## Task goal:
Of all the lines in the records, how many hold the word "verbal"? Answer with the number only.

## Recorded data:
_ _ _ _ _ _ _
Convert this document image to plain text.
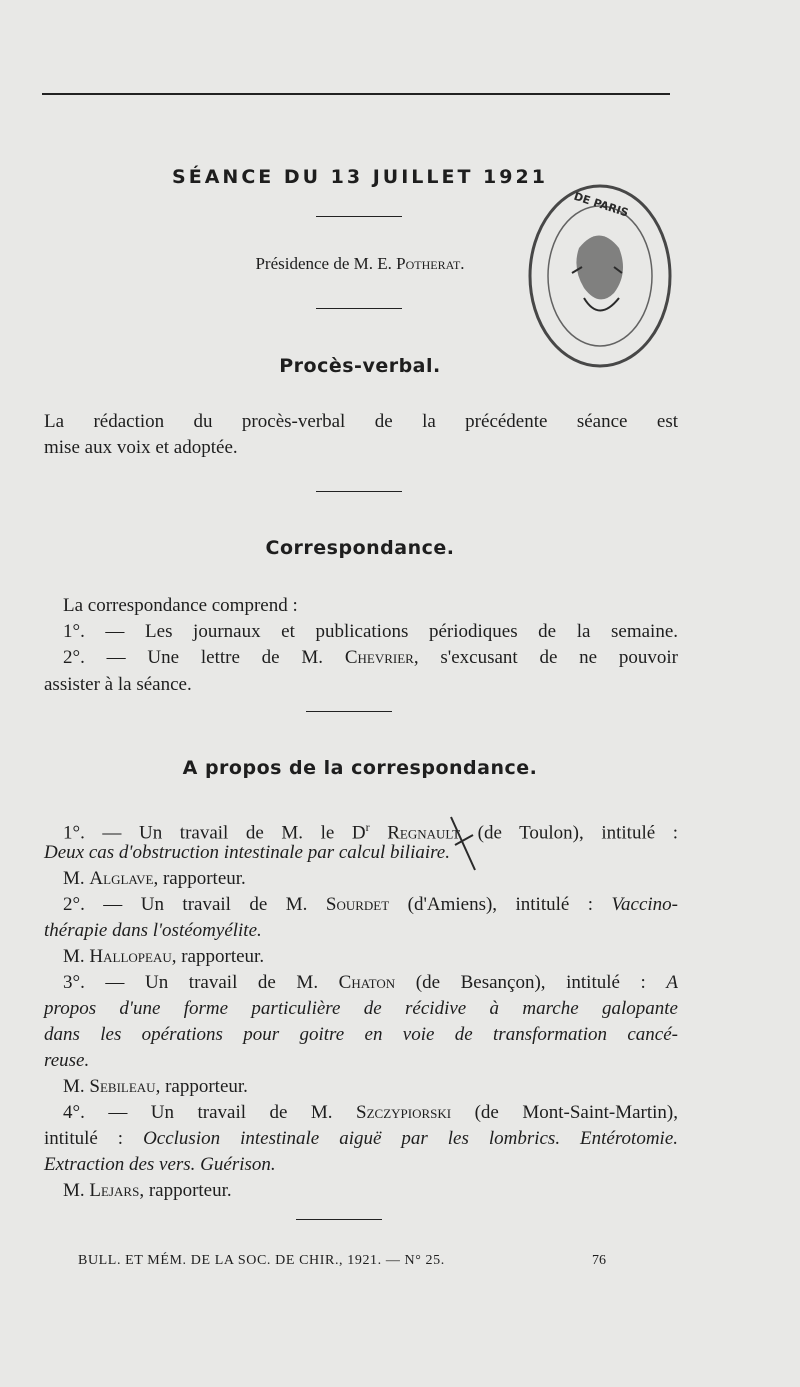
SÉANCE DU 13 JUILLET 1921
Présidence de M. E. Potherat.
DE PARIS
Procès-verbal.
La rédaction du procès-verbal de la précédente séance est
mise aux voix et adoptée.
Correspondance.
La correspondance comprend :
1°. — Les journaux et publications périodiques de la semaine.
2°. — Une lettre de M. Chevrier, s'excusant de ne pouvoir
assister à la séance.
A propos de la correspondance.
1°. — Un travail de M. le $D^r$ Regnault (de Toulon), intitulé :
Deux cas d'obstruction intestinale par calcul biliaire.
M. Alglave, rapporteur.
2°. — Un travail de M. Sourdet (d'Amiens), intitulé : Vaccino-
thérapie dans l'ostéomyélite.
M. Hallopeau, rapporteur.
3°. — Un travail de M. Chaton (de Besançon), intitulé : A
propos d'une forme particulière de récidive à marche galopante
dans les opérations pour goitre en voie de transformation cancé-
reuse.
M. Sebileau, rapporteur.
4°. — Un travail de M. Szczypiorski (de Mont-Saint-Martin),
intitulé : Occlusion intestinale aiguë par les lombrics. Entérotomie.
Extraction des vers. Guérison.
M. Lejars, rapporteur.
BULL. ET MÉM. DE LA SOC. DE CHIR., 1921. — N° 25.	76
_ _ _ _ _ _ _
## Answer to this problem:
2